Input for this task:
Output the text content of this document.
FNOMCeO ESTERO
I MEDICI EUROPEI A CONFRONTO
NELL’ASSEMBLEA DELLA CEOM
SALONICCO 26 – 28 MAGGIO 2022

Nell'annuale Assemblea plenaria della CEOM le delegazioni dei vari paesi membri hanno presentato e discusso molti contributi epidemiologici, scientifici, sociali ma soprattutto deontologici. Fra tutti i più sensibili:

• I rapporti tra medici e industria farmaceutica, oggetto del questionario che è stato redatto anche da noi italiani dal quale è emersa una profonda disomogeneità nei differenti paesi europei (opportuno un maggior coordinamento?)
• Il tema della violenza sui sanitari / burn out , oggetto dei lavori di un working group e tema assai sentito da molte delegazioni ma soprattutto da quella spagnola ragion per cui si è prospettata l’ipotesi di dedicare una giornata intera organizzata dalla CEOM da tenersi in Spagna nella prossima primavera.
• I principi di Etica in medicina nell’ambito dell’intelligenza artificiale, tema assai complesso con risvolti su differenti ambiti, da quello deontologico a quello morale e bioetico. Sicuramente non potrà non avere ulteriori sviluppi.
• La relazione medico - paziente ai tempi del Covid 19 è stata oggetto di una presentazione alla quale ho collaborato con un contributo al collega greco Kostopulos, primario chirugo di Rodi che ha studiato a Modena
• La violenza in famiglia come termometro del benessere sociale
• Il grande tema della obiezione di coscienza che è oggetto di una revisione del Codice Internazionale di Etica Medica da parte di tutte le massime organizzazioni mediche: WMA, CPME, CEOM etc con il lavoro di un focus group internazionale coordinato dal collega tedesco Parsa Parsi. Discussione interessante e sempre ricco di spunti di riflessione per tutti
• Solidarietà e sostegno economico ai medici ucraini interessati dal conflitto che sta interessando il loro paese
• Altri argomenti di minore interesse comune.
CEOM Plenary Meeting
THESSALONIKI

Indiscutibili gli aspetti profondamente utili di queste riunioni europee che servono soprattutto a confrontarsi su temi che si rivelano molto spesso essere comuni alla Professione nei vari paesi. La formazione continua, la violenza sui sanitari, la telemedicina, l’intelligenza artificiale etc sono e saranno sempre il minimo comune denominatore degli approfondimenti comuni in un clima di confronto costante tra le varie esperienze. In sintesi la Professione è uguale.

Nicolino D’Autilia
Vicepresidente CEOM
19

Job:
Every line of the data above should be copied exactly.

Finished exercise:
Output the text content of this document.
FNOMCeO ESTERO
I MEDICI EUROPEI A CONFRONTO
NELL’ASSEMBLEA DELLA CEOM
SALONICCO 26 – 28 MAGGIO 2022

Nell'annuale Assemblea plenaria della CEOM le delegazioni dei vari paesi membri hanno presentato e discusso molti contributi epidemiologici, scientifici, sociali ma soprattutto deontologici. Fra tutti i più sensibili:

• I rapporti tra medici e industria farmaceutica, oggetto del questionario che è stato redatto anche da noi italiani dal quale è emersa una profonda disomogeneità nei differenti paesi europei (opportuno un maggior coordinamento?)
• Il tema della violenza sui sanitari / burn out , oggetto dei lavori di un working group e tema assai sentito da molte delegazioni ma soprattutto da quella spagnola ragion per cui si è prospettata l’ipotesi di dedicare una giornata intera organizzata dalla CEOM da tenersi in Spagna nella prossima primavera.
• I principi di Etica in medicina nell’ambito dell’intelligenza artificiale, tema assai complesso con risvolti su differenti ambiti, da quello deontologico a quello morale e bioetico. Sicuramente non potrà non avere ulteriori sviluppi.
• La relazione medico - paziente ai tempi del Covid 19 è stata oggetto di una presentazione alla quale ho collaborato con un contributo al collega greco Kostopulos, primario chirugo di Rodi che ha studiato a Modena
• La violenza in famiglia come termometro del benessere sociale
• Il grande tema della obiezione di coscienza che è oggetto di una revisione del Codice Internazionale di Etica Medica da parte di tutte le massime organizzazioni mediche: WMA, CPME, CEOM etc con il lavoro di un focus group internazionale coordinato dal collega tedesco Parsa Parsi. Discussione interessante e sempre ricco di spunti di riflessione per tutti
• Solidarietà e sostegno economico ai medici ucraini interessati dal conflitto che sta interessando il loro paese
• Altri argomenti di minore interesse comune.
CEOM Plenary Meeting
THESSALONIKI

Indiscutibili gli aspetti profondamente utili di queste riunioni europee che servono soprattutto a confrontarsi su temi che si rivelano molto spesso essere comuni alla Professione nei vari paesi. La formazione continua, la violenza sui sanitari, la telemedicina, l’intelligenza artificiale etc sono e saranno sempre il minimo comune denominatore degli approfondimenti comuni in un clima di confronto costante tra le varie esperienze. In sintesi la Professione è uguale.

Nicolino D’Autilia
Vicepresidente CEOM
19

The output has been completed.